[Start of PROVIDED DATA]

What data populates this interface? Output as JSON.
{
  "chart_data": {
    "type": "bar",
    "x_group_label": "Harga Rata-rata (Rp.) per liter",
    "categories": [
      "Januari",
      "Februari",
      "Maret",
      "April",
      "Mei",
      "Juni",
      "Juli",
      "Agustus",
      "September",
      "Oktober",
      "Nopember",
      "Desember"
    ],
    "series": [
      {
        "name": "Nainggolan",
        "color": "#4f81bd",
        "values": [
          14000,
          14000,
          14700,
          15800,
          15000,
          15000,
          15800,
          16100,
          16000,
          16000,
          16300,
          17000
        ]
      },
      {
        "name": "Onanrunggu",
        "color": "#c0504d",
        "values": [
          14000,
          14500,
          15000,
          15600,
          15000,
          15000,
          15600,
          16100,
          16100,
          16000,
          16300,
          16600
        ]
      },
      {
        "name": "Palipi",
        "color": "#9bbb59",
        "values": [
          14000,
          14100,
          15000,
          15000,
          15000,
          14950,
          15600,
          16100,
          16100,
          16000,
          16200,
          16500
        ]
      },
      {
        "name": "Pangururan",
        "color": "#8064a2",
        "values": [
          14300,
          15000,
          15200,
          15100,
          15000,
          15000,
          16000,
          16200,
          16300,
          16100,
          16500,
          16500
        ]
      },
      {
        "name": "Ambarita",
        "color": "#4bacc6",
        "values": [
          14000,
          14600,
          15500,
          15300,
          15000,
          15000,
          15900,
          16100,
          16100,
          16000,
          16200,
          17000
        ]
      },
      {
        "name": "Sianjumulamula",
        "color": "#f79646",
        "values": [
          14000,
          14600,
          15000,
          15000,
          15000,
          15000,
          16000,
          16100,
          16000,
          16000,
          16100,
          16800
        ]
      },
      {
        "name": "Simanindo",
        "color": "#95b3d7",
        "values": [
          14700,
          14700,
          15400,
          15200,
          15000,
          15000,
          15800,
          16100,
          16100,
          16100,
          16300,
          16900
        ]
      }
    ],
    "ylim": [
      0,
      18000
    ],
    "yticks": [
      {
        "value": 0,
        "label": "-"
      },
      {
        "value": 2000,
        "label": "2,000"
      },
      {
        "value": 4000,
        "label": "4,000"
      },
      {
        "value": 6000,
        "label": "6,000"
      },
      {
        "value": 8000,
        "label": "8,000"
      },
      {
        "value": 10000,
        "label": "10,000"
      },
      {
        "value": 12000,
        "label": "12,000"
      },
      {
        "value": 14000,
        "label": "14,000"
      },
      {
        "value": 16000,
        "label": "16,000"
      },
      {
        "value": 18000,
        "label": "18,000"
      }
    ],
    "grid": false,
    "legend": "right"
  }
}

[End of PROVIDED DATA]

(WORK TO BE COMPLETED):
In the records above, find each line that holds the word "name"; copy all such lines.

(COMPLETE OUTPUT):
        "name": "Nainggolan",
        "name": "Onanrunggu",
        "name": "Palipi",
        "name": "Pangururan",
        "name": "Ambarita",
        "name": "Sianjumulamula",
        "name": "Simanindo",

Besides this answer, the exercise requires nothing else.